§ Task: All of the entries need to be written out again, exactly as they are.

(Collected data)

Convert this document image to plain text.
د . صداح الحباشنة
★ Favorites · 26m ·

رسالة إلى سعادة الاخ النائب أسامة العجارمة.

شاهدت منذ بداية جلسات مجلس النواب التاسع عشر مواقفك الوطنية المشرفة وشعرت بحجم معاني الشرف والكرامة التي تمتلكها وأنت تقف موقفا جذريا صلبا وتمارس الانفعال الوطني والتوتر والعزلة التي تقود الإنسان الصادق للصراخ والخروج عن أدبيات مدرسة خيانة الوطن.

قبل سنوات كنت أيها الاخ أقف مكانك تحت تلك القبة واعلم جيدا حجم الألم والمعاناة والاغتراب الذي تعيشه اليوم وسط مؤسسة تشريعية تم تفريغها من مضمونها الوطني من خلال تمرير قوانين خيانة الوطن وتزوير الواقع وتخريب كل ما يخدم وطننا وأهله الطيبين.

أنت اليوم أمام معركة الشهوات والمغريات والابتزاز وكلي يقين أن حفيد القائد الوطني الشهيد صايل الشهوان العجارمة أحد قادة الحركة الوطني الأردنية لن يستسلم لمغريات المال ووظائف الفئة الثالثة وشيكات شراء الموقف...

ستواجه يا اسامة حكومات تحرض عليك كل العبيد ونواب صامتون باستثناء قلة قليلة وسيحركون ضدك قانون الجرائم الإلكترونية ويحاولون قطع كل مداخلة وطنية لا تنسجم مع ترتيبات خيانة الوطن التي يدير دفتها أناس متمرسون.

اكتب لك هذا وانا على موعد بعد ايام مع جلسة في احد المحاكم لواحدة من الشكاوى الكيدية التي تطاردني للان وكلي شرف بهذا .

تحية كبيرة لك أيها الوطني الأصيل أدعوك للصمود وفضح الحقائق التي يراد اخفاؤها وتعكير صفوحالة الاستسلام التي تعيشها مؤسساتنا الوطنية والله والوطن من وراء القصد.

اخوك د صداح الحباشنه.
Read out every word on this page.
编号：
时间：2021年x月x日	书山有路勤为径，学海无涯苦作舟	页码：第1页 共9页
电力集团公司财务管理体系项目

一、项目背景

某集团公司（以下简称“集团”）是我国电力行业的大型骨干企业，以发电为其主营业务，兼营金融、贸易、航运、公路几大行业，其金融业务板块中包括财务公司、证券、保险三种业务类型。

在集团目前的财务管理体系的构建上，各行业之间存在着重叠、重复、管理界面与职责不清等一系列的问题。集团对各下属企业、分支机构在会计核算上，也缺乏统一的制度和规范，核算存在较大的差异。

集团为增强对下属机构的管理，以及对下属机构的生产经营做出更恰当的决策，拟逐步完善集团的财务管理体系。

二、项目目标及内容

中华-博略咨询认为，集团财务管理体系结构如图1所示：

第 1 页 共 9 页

§ Result below:
Convert this document image to plain text.
د . صداح الحباشنة
★ Favorites · 26m ·

رسالة إلى سعادة الاخ النائب أسامة العجارمة.

شاهدت منذ بداية جلسات مجلس النواب التاسع عشر مواقفك الوطنية المشرفة وشعرت بحجم معاني الشرف والكرامة التي تمتلكها وأنت تقف موقفا جذريا صلبا وتمارس الانفعال الوطني والتوتر والعزلة التي تقود الإنسان الصادق للصراخ والخروج عن أدبيات مدرسة خيانة الوطن.

قبل سنوات كنت أيها الاخ أقف مكانك تحت تلك القبة واعلم جيدا حجم الألم والمعاناة والاغتراب الذي تعيشه اليوم وسط مؤسسة تشريعية تم تفريغها من مضمونها الوطني من خلال تمرير قوانين خيانة الوطن وتزوير الواقع وتخريب كل ما يخدم وطننا وأهله الطيبين.

أنت اليوم أمام معركة الشهوات والمغريات والابتزاز وكلي يقين أن حفيد القائد الوطني الشهيد صايل الشهوان العجارمة أحد قادة الحركة الوطني الأردنية لن يستسلم لمغريات المال ووظائف الفئة الثالثة وشيكات شراء الموقف...

ستواجه يا اسامة حكومات تحرض عليك كل العبيد ونواب صامتون باستثناء قلة قليلة وسيحركون ضدك قانون الجرائم الإلكترونية ويحاولون قطع كل مداخلة وطنية لا تنسجم مع ترتيبات خيانة الوطن التي يدير دفتها أناس متمرسون.

اكتب لك هذا وانا على موعد بعد ايام مع جلسة في احد المحاكم لواحدة من الشكاوى الكيدية التي تطاردني للان وكلي شرف بهذا .

تحية كبيرة لك أيها الوطني الأصيل أدعوك للصمود وفضح الحقائق التي يراد اخفاؤها وتعكير صفوحالة الاستسلام التي تعيشها مؤسساتنا الوطنية والله والوطن من وراء القصد.

اخوك د صداح الحباشنه.
Read out every word on this page.
编号：
时间：2021年x月x日	书山有路勤为径，学海无涯苦作舟	页码：第1页 共9页
电力集团公司财务管理体系项目

一、项目背景

某集团公司（以下简称“集团”）是我国电力行业的大型骨干企业，以发电为其主营业务，兼营金融、贸易、航运、公路几大行业，其金融业务板块中包括财务公司、证券、保险三种业务类型。

在集团目前的财务管理体系的构建上，各行业之间存在着重叠、重复、管理界面与职责不清等一系列的问题。集团对各下属企业、分支机构在会计核算上，也缺乏统一的制度和规范，核算存在较大的差异。

集团为增强对下属机构的管理，以及对下属机构的生产经营做出更恰当的决策，拟逐步完善集团的财务管理体系。

二、项目目标及内容

中华-博略咨询认为，集团财务管理体系结构如图1所示：

第 1 页 共 9 页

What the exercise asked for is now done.